WHAT YOU ARE ASKED TO DO
Below are some records. How many of their lines contain the string "this"? Give the number only.
────────────────
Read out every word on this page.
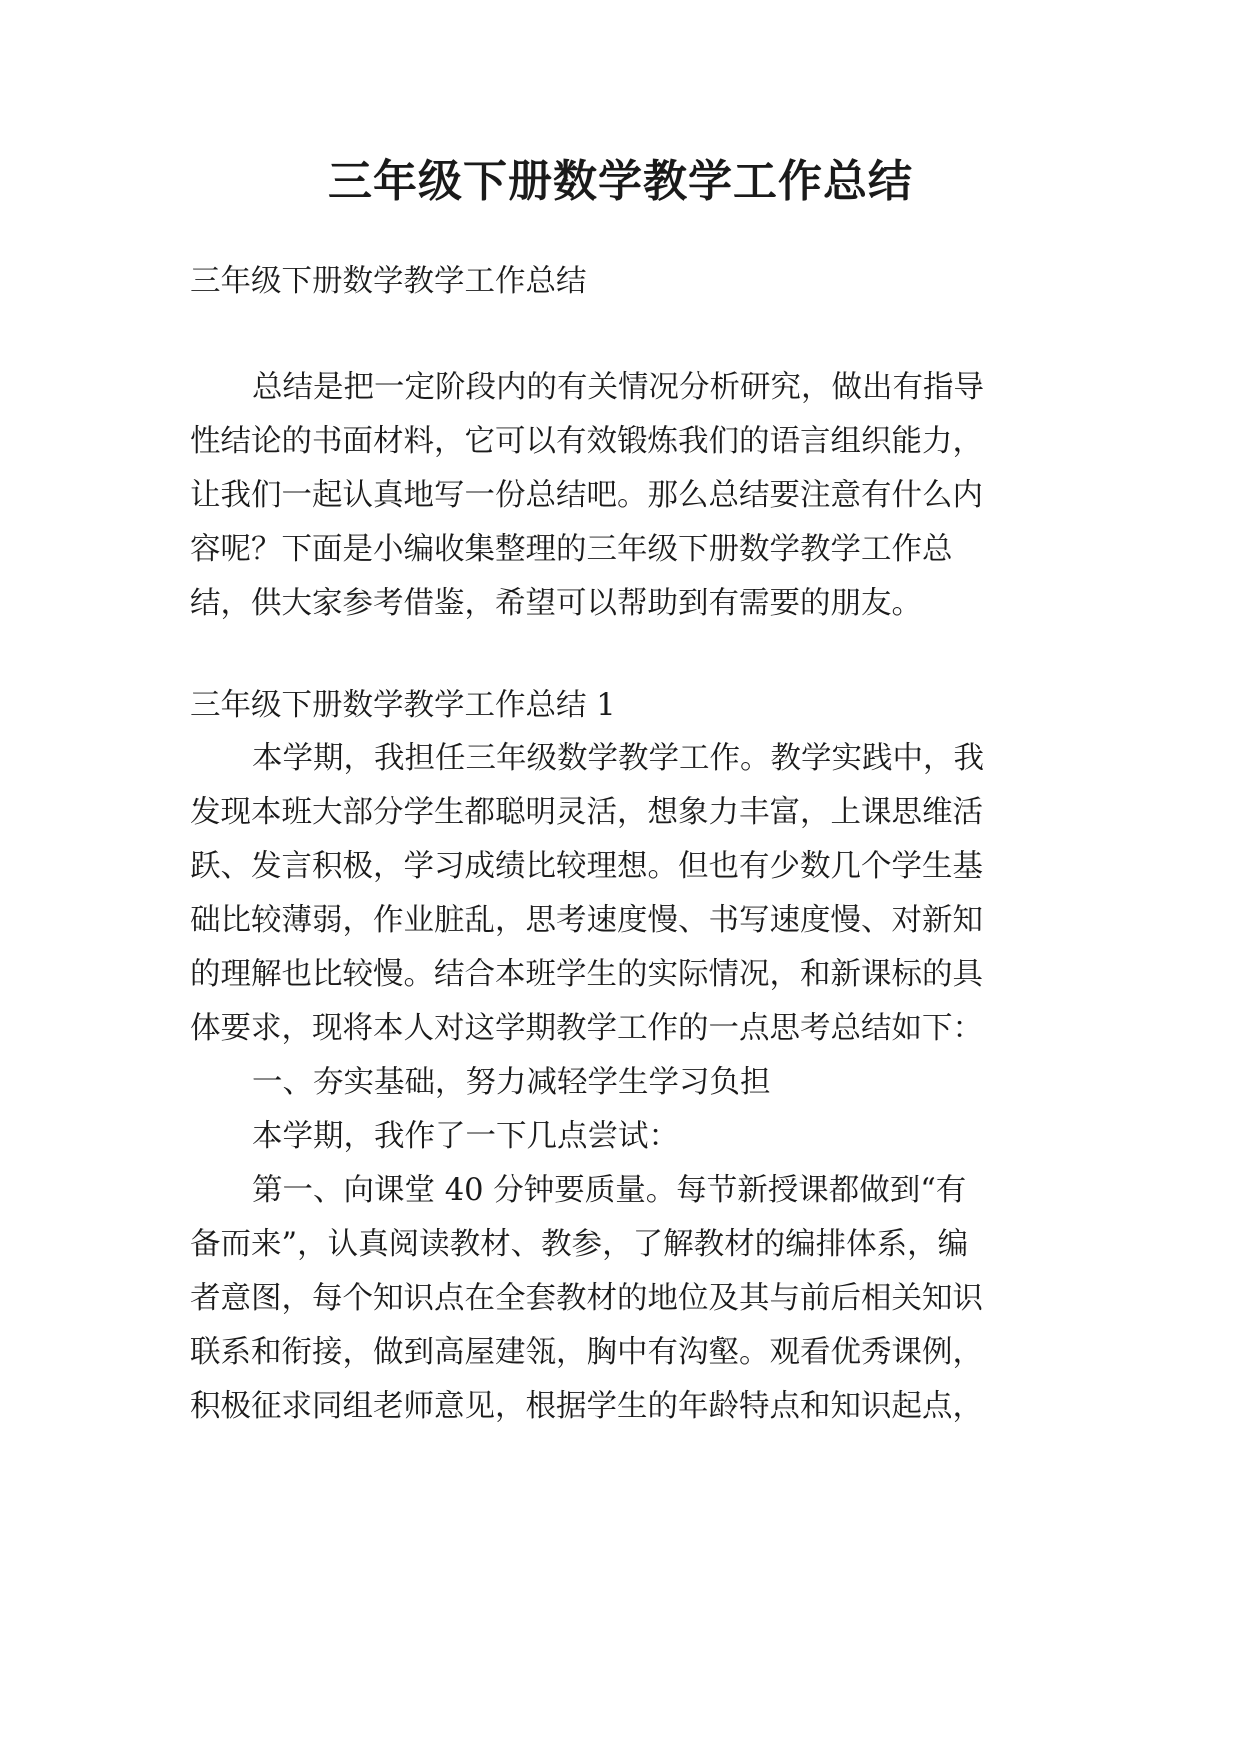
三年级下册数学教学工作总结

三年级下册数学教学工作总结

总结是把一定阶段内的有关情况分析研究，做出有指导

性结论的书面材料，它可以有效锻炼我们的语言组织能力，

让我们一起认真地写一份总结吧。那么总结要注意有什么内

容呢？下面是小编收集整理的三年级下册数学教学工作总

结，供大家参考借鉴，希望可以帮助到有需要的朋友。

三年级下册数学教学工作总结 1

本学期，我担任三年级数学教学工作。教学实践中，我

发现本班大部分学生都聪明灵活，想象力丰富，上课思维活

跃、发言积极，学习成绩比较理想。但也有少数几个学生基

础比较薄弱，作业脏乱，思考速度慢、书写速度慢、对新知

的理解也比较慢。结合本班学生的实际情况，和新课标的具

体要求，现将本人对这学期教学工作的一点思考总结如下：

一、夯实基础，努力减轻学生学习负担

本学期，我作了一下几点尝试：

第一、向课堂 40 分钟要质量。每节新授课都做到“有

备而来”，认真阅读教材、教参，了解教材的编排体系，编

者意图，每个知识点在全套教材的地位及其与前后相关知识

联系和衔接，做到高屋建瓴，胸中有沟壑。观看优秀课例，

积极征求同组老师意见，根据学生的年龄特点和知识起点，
────────────────
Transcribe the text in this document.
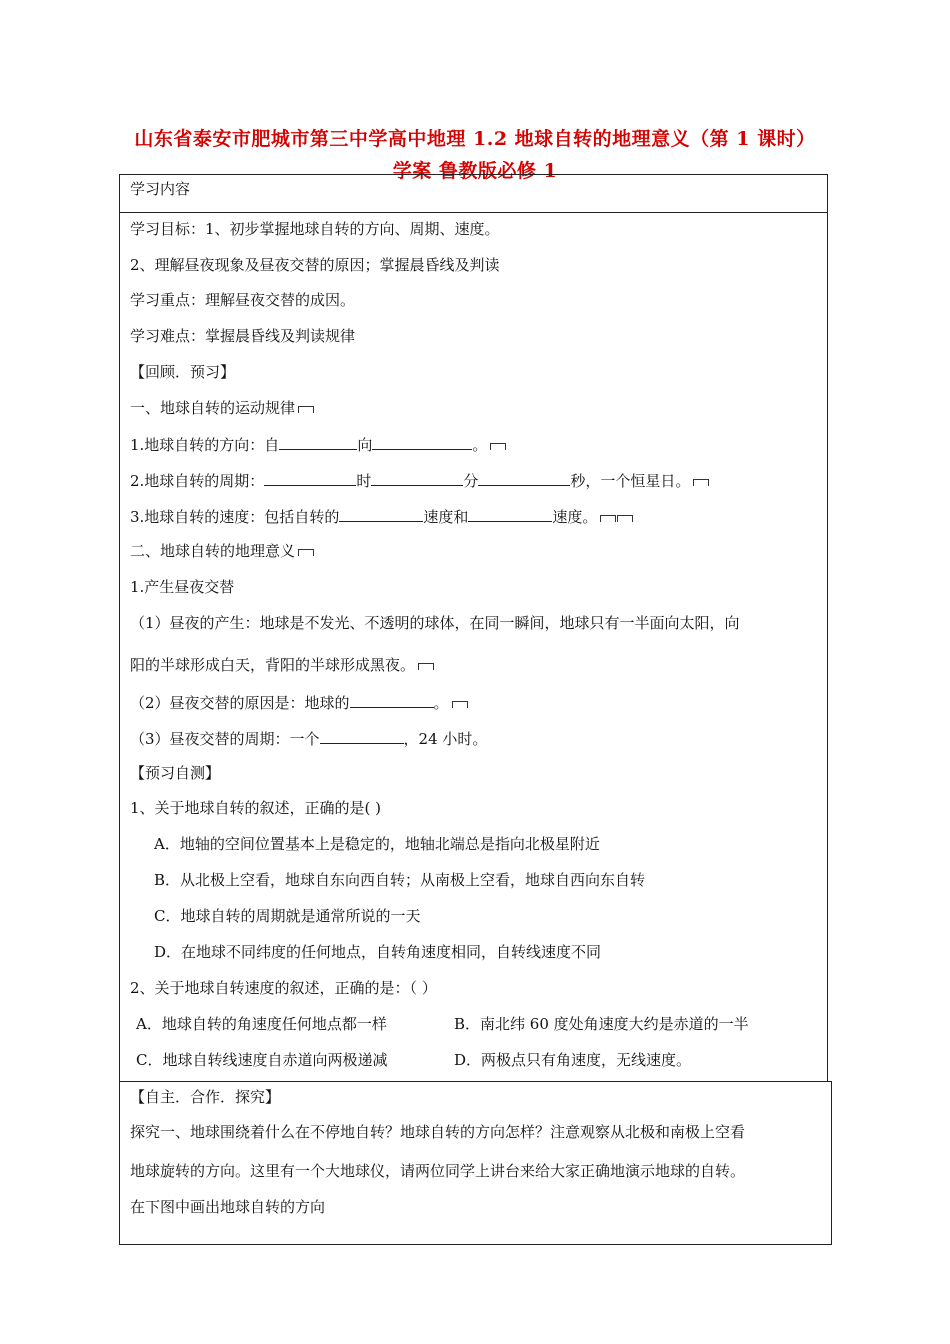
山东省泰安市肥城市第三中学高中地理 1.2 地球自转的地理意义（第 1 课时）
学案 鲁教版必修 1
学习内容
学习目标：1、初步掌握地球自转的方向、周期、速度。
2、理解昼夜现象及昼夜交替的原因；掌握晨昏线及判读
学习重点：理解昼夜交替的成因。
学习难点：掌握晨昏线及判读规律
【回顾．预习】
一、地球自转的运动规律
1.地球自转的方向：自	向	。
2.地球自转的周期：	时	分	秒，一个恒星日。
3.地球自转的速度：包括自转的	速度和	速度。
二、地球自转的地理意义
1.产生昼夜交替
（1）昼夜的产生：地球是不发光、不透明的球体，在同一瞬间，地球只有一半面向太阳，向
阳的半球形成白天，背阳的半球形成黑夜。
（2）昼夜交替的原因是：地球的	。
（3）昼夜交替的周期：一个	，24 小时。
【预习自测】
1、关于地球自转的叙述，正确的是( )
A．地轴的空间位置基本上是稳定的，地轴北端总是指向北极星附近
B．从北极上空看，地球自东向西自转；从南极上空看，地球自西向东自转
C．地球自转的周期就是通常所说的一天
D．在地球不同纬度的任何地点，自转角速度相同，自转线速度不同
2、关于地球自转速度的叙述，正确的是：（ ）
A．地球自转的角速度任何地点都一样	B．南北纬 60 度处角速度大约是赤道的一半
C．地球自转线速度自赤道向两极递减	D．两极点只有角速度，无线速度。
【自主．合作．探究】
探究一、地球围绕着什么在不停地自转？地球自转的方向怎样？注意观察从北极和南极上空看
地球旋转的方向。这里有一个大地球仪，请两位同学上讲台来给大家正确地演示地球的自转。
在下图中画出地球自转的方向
────────────────
EXERCISE OUTPUT
2